* **Data lines**
•••••

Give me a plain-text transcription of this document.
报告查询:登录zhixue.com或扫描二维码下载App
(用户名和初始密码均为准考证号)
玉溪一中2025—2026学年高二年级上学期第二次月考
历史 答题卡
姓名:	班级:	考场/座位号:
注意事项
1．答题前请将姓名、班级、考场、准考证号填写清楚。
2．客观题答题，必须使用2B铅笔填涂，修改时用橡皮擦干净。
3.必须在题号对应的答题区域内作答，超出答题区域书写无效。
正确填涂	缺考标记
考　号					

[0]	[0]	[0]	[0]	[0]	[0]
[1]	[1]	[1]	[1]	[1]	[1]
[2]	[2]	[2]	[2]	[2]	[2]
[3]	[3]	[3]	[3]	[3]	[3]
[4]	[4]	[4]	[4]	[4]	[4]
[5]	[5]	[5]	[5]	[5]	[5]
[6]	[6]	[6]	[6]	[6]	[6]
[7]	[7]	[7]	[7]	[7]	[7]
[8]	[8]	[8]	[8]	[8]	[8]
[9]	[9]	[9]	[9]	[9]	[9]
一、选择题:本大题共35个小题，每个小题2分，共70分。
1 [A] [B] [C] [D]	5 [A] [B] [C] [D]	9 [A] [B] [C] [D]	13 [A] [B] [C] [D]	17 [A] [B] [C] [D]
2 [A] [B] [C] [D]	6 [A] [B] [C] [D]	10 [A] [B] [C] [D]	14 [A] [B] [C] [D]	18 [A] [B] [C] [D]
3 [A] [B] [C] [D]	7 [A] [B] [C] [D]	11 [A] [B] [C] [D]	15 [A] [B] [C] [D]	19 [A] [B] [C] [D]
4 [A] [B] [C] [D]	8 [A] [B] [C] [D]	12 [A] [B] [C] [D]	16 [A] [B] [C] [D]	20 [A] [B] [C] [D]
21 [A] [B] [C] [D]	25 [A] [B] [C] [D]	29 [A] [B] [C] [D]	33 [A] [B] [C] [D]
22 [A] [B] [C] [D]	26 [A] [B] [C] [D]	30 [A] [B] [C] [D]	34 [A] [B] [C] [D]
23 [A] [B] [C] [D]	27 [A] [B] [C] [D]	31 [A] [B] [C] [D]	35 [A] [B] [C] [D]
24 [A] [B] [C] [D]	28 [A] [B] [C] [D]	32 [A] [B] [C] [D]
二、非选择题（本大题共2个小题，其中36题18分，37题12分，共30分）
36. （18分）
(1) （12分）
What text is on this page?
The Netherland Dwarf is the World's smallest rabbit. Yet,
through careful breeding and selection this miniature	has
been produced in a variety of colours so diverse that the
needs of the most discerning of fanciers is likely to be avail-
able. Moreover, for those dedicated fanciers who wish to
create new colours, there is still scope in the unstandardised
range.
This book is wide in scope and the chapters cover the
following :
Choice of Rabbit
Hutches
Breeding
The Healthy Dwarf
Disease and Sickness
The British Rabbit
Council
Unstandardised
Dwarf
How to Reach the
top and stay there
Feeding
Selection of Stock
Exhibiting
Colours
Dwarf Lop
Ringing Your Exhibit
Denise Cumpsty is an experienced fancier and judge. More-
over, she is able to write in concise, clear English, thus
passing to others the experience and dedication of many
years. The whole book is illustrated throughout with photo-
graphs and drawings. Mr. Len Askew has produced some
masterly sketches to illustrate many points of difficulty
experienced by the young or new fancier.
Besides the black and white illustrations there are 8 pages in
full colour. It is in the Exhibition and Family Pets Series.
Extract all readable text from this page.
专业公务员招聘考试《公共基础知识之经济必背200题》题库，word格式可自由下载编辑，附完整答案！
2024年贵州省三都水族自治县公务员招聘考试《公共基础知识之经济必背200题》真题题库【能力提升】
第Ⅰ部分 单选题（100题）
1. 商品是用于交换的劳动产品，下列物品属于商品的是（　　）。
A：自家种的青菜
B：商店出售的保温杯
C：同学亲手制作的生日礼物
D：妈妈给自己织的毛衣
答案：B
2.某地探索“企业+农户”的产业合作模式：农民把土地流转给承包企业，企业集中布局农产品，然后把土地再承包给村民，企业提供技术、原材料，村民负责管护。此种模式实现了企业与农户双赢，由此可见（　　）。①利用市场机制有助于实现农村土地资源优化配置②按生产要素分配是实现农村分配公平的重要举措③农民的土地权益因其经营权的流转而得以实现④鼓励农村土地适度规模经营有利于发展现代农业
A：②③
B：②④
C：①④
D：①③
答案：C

•••••

* **Task objective**
Copy all of the data. Keep every word exactly as it is.

* **Response to the task**
Give me a plain-text transcription of this document.
报告查询:登录zhixue.com或扫描二维码下载App
(用户名和初始密码均为准考证号)
玉溪一中2025—2026学年高二年级上学期第二次月考
历史 答题卡
姓名:	班级:	考场/座位号:
注意事项
1．答题前请将姓名、班级、考场、准考证号填写清楚。
2．客观题答题，必须使用2B铅笔填涂，修改时用橡皮擦干净。
3.必须在题号对应的答题区域内作答，超出答题区域书写无效。
正确填涂	缺考标记
考　号					

[0]	[0]	[0]	[0]	[0]	[0]
[1]	[1]	[1]	[1]	[1]	[1]
[2]	[2]	[2]	[2]	[2]	[2]
[3]	[3]	[3]	[3]	[3]	[3]
[4]	[4]	[4]	[4]	[4]	[4]
[5]	[5]	[5]	[5]	[5]	[5]
[6]	[6]	[6]	[6]	[6]	[6]
[7]	[7]	[7]	[7]	[7]	[7]
[8]	[8]	[8]	[8]	[8]	[8]
[9]	[9]	[9]	[9]	[9]	[9]
一、选择题:本大题共35个小题，每个小题2分，共70分。
1 [A] [B] [C] [D]	5 [A] [B] [C] [D]	9 [A] [B] [C] [D]	13 [A] [B] [C] [D]	17 [A] [B] [C] [D]
2 [A] [B] [C] [D]	6 [A] [B] [C] [D]	10 [A] [B] [C] [D]	14 [A] [B] [C] [D]	18 [A] [B] [C] [D]
3 [A] [B] [C] [D]	7 [A] [B] [C] [D]	11 [A] [B] [C] [D]	15 [A] [B] [C] [D]	19 [A] [B] [C] [D]
4 [A] [B] [C] [D]	8 [A] [B] [C] [D]	12 [A] [B] [C] [D]	16 [A] [B] [C] [D]	20 [A] [B] [C] [D]
21 [A] [B] [C] [D]	25 [A] [B] [C] [D]	29 [A] [B] [C] [D]	33 [A] [B] [C] [D]
22 [A] [B] [C] [D]	26 [A] [B] [C] [D]	30 [A] [B] [C] [D]	34 [A] [B] [C] [D]
23 [A] [B] [C] [D]	27 [A] [B] [C] [D]	31 [A] [B] [C] [D]	35 [A] [B] [C] [D]
24 [A] [B] [C] [D]	28 [A] [B] [C] [D]	32 [A] [B] [C] [D]
二、非选择题（本大题共2个小题，其中36题18分，37题12分，共30分）
36. （18分）
(1) （12分）
What text is on this page?
The Netherland Dwarf is the World's smallest rabbit. Yet,
through careful breeding and selection this miniature	has
been produced in a variety of colours so diverse that the
needs of the most discerning of fanciers is likely to be avail-
able. Moreover, for those dedicated fanciers who wish to
create new colours, there is still scope in the unstandardised
range.
This book is wide in scope and the chapters cover the
following :
Choice of Rabbit
Hutches
Breeding
The Healthy Dwarf
Disease and Sickness
The British Rabbit
Council
Unstandardised
Dwarf
How to Reach the
top and stay there
Feeding
Selection of Stock
Exhibiting
Colours
Dwarf Lop
Ringing Your Exhibit
Denise Cumpsty is an experienced fancier and judge. More-
over, she is able to write in concise, clear English, thus
passing to others the experience and dedication of many
years. The whole book is illustrated throughout with photo-
graphs and drawings. Mr. Len Askew has produced some
masterly sketches to illustrate many points of difficulty
experienced by the young or new fancier.
Besides the black and white illustrations there are 8 pages in
full colour. It is in the Exhibition and Family Pets Series.
Extract all readable text from this page.
专业公务员招聘考试《公共基础知识之经济必背200题》题库，word格式可自由下载编辑，附完整答案！
2024年贵州省三都水族自治县公务员招聘考试《公共基础知识之经济必背200题》真题题库【能力提升】
第Ⅰ部分 单选题（100题）
1. 商品是用于交换的劳动产品，下列物品属于商品的是（　　）。
A：自家种的青菜
B：商店出售的保温杯
C：同学亲手制作的生日礼物
D：妈妈给自己织的毛衣
答案：B
2.某地探索“企业+农户”的产业合作模式：农民把土地流转给承包企业，企业集中布局农产品，然后把土地再承包给村民，企业提供技术、原材料，村民负责管护。此种模式实现了企业与农户双赢，由此可见（　　）。①利用市场机制有助于实现农村土地资源优化配置②按生产要素分配是实现农村分配公平的重要举措③农民的土地权益因其经营权的流转而得以实现④鼓励农村土地适度规模经营有利于发展现代农业
A：②③
B：②④
C：①④
D：①③
答案：C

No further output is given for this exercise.